__What is required__: Whenever a line below holds the word "Murphy", copy that line.

--*--

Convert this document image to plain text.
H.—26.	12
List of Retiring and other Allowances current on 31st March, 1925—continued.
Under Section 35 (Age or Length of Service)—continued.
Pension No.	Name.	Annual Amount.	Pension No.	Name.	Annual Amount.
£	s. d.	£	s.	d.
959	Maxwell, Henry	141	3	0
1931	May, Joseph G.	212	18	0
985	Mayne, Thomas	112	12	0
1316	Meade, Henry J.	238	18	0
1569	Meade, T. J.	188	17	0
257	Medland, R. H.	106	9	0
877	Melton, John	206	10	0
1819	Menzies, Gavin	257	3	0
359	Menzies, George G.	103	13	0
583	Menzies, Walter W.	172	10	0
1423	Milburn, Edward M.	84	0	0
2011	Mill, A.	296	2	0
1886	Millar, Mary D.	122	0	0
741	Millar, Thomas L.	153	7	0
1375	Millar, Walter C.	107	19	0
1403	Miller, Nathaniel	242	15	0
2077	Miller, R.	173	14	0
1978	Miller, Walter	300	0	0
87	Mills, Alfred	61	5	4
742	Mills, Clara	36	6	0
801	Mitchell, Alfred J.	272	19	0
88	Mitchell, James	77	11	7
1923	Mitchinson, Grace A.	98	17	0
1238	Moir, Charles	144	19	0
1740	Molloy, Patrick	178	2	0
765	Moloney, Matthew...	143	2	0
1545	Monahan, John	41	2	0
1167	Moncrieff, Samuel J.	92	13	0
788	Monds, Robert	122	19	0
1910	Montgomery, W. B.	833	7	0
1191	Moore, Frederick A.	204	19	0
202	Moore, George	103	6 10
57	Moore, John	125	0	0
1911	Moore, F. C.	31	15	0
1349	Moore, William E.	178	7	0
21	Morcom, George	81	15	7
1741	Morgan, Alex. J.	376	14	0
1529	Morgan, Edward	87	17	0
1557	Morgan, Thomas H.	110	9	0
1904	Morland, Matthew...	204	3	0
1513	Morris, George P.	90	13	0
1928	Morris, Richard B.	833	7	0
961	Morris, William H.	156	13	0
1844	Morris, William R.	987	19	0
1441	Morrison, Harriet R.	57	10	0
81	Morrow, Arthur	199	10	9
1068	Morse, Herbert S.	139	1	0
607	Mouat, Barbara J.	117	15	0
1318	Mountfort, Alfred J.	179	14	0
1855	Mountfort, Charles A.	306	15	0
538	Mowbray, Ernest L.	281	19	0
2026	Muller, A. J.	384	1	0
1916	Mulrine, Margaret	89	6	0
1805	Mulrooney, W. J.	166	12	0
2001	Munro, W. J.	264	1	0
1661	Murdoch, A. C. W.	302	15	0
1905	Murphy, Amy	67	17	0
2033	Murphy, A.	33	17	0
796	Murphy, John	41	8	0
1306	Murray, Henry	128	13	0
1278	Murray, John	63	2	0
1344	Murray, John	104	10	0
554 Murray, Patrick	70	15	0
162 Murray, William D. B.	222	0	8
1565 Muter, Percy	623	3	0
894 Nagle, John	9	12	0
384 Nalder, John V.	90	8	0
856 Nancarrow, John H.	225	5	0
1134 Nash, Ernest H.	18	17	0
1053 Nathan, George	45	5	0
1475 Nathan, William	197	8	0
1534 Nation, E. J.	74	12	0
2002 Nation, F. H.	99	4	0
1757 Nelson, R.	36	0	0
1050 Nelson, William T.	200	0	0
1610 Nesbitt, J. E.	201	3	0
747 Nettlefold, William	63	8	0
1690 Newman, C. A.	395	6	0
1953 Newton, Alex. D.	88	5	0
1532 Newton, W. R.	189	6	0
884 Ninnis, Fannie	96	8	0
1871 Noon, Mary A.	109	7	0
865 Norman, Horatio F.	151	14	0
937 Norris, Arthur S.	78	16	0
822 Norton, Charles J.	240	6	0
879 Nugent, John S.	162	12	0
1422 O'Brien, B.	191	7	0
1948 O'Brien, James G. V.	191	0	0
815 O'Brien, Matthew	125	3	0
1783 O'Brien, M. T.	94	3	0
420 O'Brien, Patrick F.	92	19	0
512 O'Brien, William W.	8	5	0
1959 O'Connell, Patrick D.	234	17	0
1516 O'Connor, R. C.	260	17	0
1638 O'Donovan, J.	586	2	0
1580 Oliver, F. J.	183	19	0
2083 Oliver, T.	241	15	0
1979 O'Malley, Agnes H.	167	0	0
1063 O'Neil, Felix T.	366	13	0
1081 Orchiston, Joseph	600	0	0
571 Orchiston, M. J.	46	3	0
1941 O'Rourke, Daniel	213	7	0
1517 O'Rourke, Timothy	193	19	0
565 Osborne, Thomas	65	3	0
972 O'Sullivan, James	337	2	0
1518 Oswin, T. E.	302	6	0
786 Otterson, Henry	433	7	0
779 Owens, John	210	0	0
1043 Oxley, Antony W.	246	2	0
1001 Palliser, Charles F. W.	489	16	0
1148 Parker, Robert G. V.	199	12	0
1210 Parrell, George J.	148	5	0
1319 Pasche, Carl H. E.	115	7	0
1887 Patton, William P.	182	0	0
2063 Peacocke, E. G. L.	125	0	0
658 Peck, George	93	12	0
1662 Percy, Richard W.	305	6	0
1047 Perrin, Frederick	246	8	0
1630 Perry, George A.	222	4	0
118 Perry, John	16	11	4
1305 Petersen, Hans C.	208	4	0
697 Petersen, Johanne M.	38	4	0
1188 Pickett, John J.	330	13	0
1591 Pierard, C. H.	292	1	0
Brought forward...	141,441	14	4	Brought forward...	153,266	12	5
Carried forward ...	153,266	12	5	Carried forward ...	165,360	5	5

--*--

__Response below__:
1905	Murphy, Amy	67	17	0
2033	Murphy, A.	33	17	0
796	Murphy, John	41	8	0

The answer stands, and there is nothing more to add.